[Collected data]
++++++
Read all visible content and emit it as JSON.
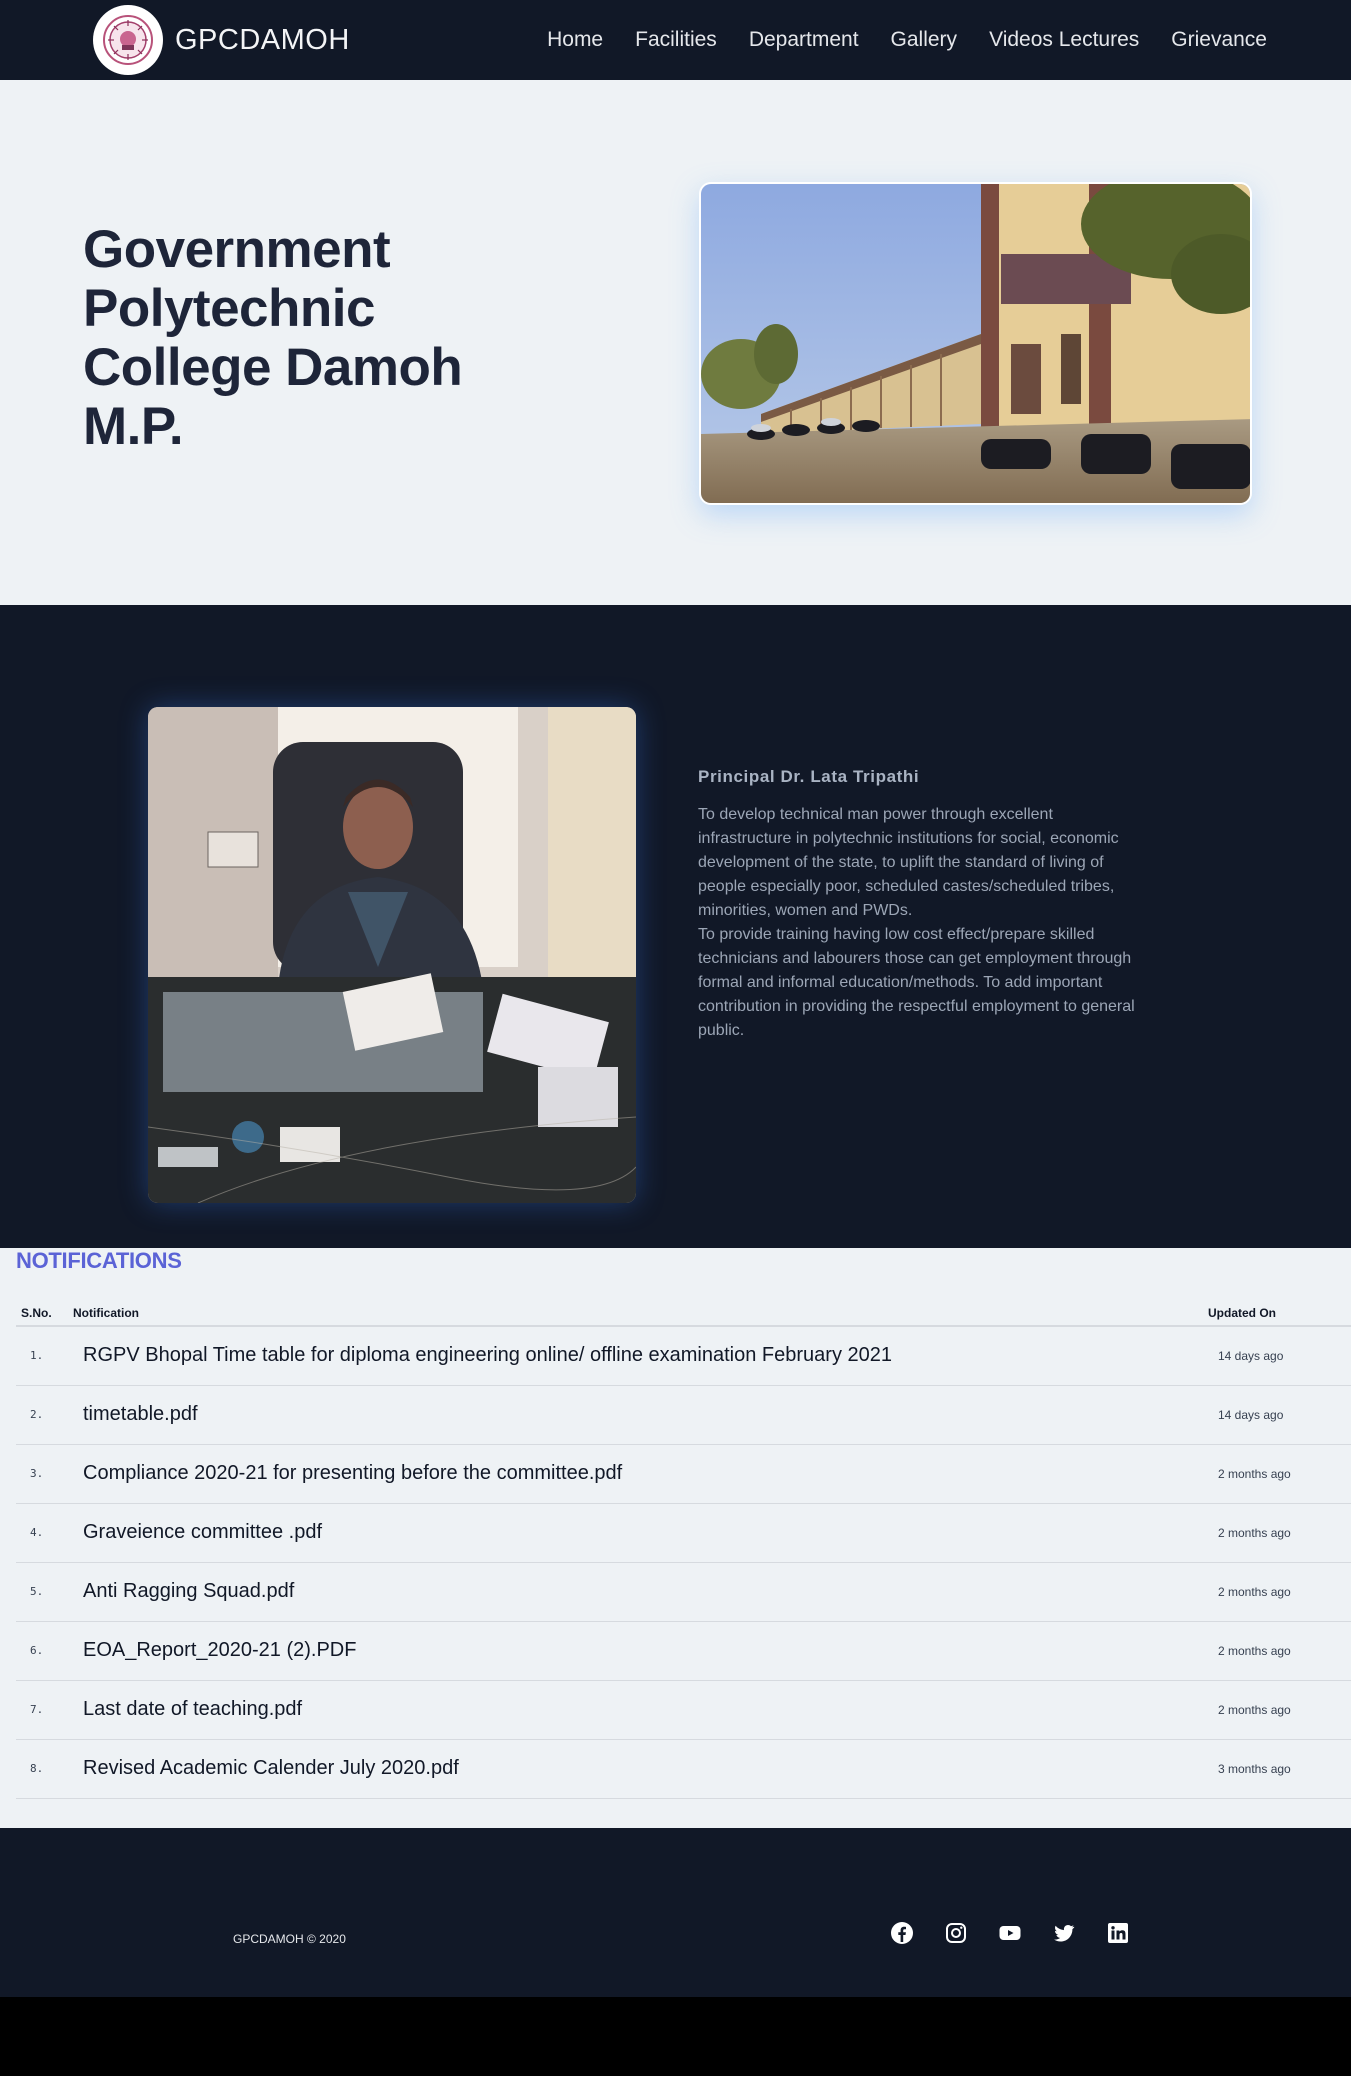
{
  "nav": {
    "brand": "GPCDAMOH",
    "items": [
      {
        "label": "Home"
      },
      {
        "label": "Facilities"
      },
      {
        "label": "Department"
      },
      {
        "label": "Gallery"
      },
      {
        "label": "Videos Lectures"
      },
      {
        "label": "Grievance"
      }
    ]
  },
  "hero": {
    "title": "Government Polytechnic College Damoh M.P."
  },
  "principal": {
    "name": "Principal Dr. Lata Tripathi",
    "text": "To develop technical man power through excellent infrastructure in polytechnic institutions for social, economic development of the state, to uplift the standard of living of people especially poor, scheduled castes/scheduled tribes, minorities, women and PWDs.\n To provide training having low cost effect/prepare skilled technicians and labourers those can get employment through formal and informal education/methods. To add important contribution in providing the respectful employment to general public."
  },
  "notifications": {
    "title": "NOTIFICATIONS",
    "columns": {
      "sno": "S.No.",
      "notification": "Notification",
      "updated": "Updated On"
    },
    "rows": [
      {
        "sno": "1.",
        "title": "RGPV Bhopal Time table for diploma engineering online/ offline examination February 2021",
        "updated": "14 days ago"
      },
      {
        "sno": "2.",
        "title": "timetable.pdf",
        "updated": "14 days ago"
      },
      {
        "sno": "3.",
        "title": "Compliance 2020-21 for presenting before the committee.pdf",
        "updated": "2 months ago"
      },
      {
        "sno": "4.",
        "title": "Graveience committee .pdf",
        "updated": "2 months ago"
      },
      {
        "sno": "5.",
        "title": "Anti Ragging Squad.pdf",
        "updated": "2 months ago"
      },
      {
        "sno": "6.",
        "title": "EOA_Report_2020-21 (2).PDF",
        "updated": "2 months ago"
      },
      {
        "sno": "7.",
        "title": "Last date of teaching.pdf",
        "updated": "2 months ago"
      },
      {
        "sno": "8.",
        "title": "Revised Academic Calender July 2020.pdf",
        "updated": "3 months ago"
      }
    ]
  },
  "footer": {
    "copyright": "GPCDAMOH © 2020",
    "socials": [
      "facebook-icon",
      "instagram-icon",
      "youtube-icon",
      "twitter-icon",
      "linkedin-icon"
    ]
  },
  "colors": {
    "nav_bg": "#111827",
    "page_bg": "#eef2f5",
    "heading": "#1e2539",
    "notif_title": "#5b63d6"
  }
}
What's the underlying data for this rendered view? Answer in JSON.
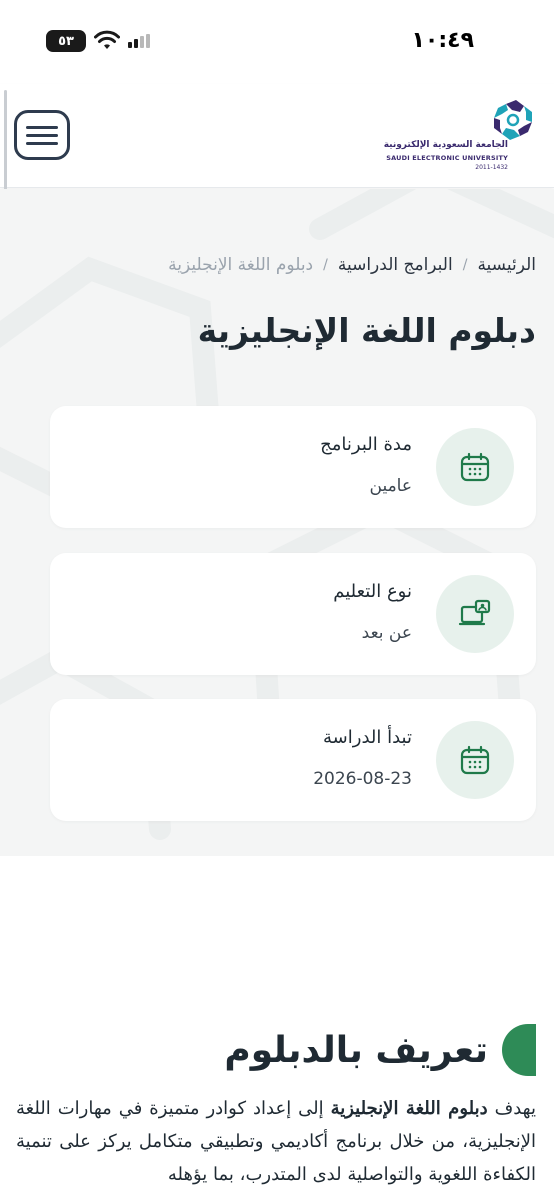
{
  "status_bar": {
    "time": "١٠:٤٩",
    "battery": "٥٣"
  },
  "header": {
    "logo": {
      "arabic_name": "الجامعة السعودية الإلكترونية",
      "english_name": "SAUDI ELECTRONIC UNIVERSITY",
      "years": "2011-1432"
    },
    "menu_icon": "hamburger-icon"
  },
  "breadcrumb": {
    "home": "الرئيسية",
    "programs": "البرامج الدراسية",
    "current": "دبلوم اللغة الإنجليزية",
    "separator": "/"
  },
  "page_title": "دبلوم اللغة الإنجليزية",
  "info_cards": [
    {
      "label": "مدة البرنامج",
      "value": "عامين",
      "icon": "calendar-icon"
    },
    {
      "label": "نوع التعليم",
      "value": "عن بعد",
      "icon": "remote-learning-icon"
    },
    {
      "label": "تبدأ الدراسة",
      "value": "2026-08-23",
      "icon": "calendar-icon"
    }
  ],
  "definition": {
    "title": "تعريف بالدبلوم",
    "intro_verb": "يهدف",
    "program_name": "دبلوم اللغة الإنجليزية",
    "body": "إلى إعداد كوادر متميزة في مهارات اللغة الإنجليزية، من خلال برنامج أكاديمي وتطبيقي متكامل يركز على تنمية الكفاءة اللغوية والتواصلية لدى المتدرب، بما يؤهله"
  },
  "colors": {
    "accent": "#2e8b57",
    "icon_bg": "#e7f1ec",
    "hero_bg": "#f4f5f5",
    "logo": "#3a2a6e"
  }
}
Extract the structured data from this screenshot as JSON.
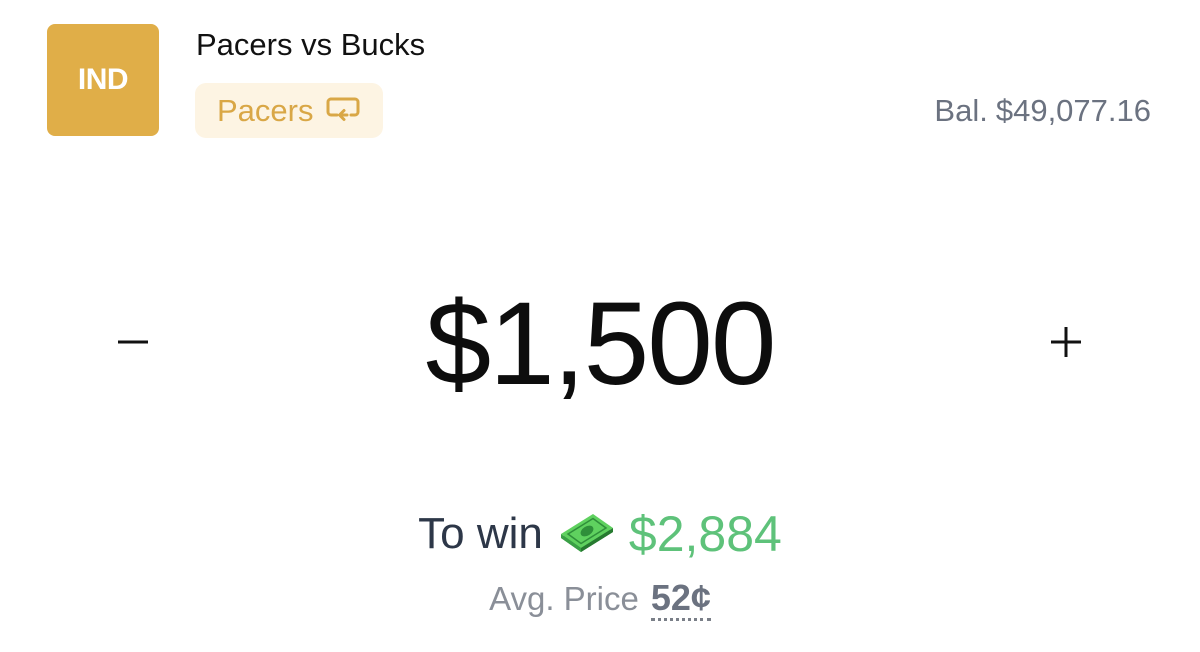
{
  "header": {
    "team_logo_text": "IND",
    "market_title": "Pacers vs Bucks",
    "selected_side": "Pacers",
    "switch_icon": "swap-arrow-icon",
    "balance_prefix": "Bal.",
    "balance_value": "$49,077.16"
  },
  "colors": {
    "team_gold": "#e0ae48",
    "pill_bg": "#fdf4e3",
    "pill_text": "#d9a746",
    "win_green": "#5ec27a"
  },
  "wager": {
    "minus_symbol": "−",
    "plus_symbol": "+",
    "amount": "$1,500"
  },
  "payout": {
    "to_win_label": "To win",
    "money_icon": "money-bill-icon",
    "to_win_value": "$2,884",
    "avg_price_label": "Avg. Price",
    "avg_price_value": "52¢"
  }
}
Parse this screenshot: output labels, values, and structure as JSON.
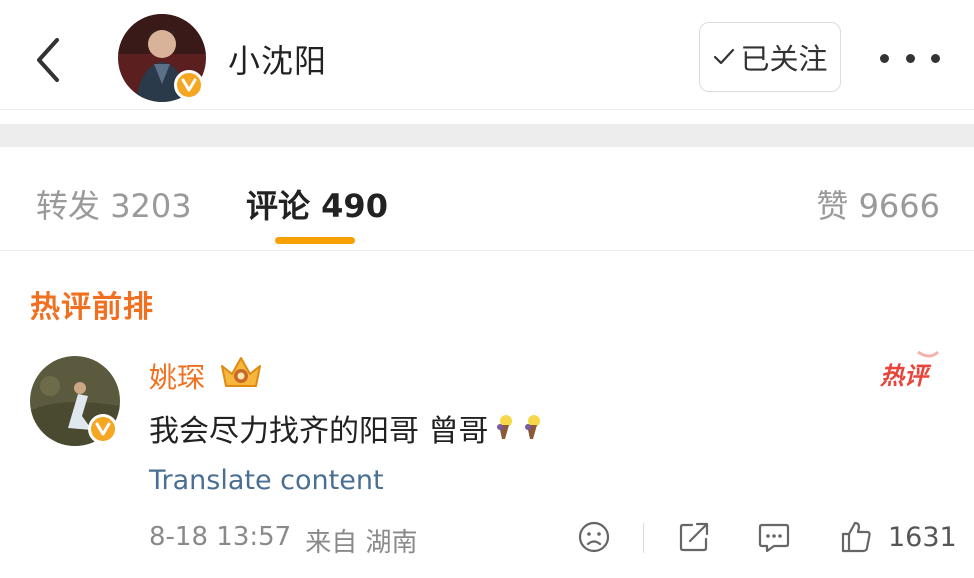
{
  "header": {
    "author_name": "小沈阳",
    "follow_label": "已关注"
  },
  "tabs": {
    "repost": {
      "label": "转发",
      "count": "3203"
    },
    "comments": {
      "label": "评论",
      "count": "490"
    },
    "likes": {
      "label": "赞",
      "count": "9666"
    }
  },
  "section": {
    "title": "热评前排"
  },
  "comment": {
    "author": "姚琛",
    "hot_stamp": "热评",
    "text": "我会尽力找齐的阳哥 曾哥",
    "emojis": [
      "bouquet-emoji",
      "bouquet-emoji"
    ],
    "translate_label": "Translate content",
    "date": "8-18 13:57",
    "source": "来自 湖南",
    "like_count": "1631"
  },
  "colors": {
    "accent_orange": "#f07020",
    "tab_underline": "#f8a000",
    "verified_badge": "#f5a623",
    "link_blue": "#4a6f93",
    "hot_red": "#e8443a"
  }
}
++++++
Task prompt: Count every line in the preceding entries where the string "الإنجليزية" appears, then state only the total.

Solution for this problem: 4